---------- SOURCE DATA
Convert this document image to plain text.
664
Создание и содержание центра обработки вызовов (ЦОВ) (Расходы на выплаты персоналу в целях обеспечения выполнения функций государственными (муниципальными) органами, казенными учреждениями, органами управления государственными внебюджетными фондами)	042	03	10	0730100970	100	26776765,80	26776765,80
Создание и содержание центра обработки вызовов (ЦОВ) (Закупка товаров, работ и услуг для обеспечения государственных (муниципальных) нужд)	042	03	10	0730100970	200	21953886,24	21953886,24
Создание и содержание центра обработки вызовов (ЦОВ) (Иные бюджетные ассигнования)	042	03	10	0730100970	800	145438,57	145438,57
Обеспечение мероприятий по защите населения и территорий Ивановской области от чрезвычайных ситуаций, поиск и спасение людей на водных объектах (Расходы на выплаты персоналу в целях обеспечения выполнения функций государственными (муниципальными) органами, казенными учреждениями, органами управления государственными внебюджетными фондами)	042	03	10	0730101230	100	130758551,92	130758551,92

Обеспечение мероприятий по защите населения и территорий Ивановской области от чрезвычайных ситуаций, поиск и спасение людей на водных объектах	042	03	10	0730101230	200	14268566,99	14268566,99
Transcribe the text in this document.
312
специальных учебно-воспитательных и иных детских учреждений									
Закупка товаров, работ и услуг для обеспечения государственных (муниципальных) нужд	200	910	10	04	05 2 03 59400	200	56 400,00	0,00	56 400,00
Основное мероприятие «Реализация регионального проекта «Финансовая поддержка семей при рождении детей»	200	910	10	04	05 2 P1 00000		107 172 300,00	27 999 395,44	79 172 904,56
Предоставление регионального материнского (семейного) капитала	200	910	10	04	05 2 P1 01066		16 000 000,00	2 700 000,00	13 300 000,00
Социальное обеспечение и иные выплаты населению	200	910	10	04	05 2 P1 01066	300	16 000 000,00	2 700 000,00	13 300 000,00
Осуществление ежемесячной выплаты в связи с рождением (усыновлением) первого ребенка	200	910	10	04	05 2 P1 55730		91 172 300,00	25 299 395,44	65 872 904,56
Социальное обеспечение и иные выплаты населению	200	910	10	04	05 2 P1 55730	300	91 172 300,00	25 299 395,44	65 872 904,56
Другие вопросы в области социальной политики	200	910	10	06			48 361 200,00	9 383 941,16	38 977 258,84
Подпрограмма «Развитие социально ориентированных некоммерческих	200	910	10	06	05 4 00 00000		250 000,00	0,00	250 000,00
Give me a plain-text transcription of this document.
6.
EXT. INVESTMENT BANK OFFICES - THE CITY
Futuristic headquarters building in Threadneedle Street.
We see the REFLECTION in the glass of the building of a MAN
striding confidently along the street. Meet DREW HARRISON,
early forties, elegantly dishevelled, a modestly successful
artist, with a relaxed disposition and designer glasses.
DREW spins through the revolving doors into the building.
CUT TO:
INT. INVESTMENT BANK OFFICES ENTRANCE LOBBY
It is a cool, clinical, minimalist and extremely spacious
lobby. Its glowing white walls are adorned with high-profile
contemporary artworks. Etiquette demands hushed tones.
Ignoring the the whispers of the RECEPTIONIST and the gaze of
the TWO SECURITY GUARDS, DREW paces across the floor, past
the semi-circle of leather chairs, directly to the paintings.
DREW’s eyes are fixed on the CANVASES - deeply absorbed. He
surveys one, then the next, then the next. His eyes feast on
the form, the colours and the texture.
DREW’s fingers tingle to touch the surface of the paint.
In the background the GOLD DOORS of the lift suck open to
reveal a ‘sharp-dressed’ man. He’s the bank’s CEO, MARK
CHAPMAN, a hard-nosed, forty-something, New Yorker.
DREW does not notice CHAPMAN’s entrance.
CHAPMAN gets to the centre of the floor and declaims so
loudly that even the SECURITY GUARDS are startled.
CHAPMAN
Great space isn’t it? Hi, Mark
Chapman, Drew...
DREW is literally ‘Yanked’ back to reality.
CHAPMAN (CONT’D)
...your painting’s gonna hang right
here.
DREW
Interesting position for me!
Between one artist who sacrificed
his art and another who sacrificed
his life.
--------------------
SHORT TASK » Show the lines of the material that contain the word "населения".

TASK SOLUTION »
Обеспечение мероприятий по защите населения и территорий Ивановской области от чрезвычайных ситуаций, поиск и спасение людей на водных объектах (Расходы на выплаты персоналу в целях обеспечения выполнения функций государственными (муниципальными) органами, казенными учреждениями, органами управления государственными внебюджетными фондами)	042	03	10	0730101230	100	130758551,92	130758551,92
Обеспечение мероприятий по защите населения и территорий Ивановской области от чрезвычайных ситуаций, поиск и спасение людей на водных объектах	042	03	10	0730101230	200	14268566,99	14268566,99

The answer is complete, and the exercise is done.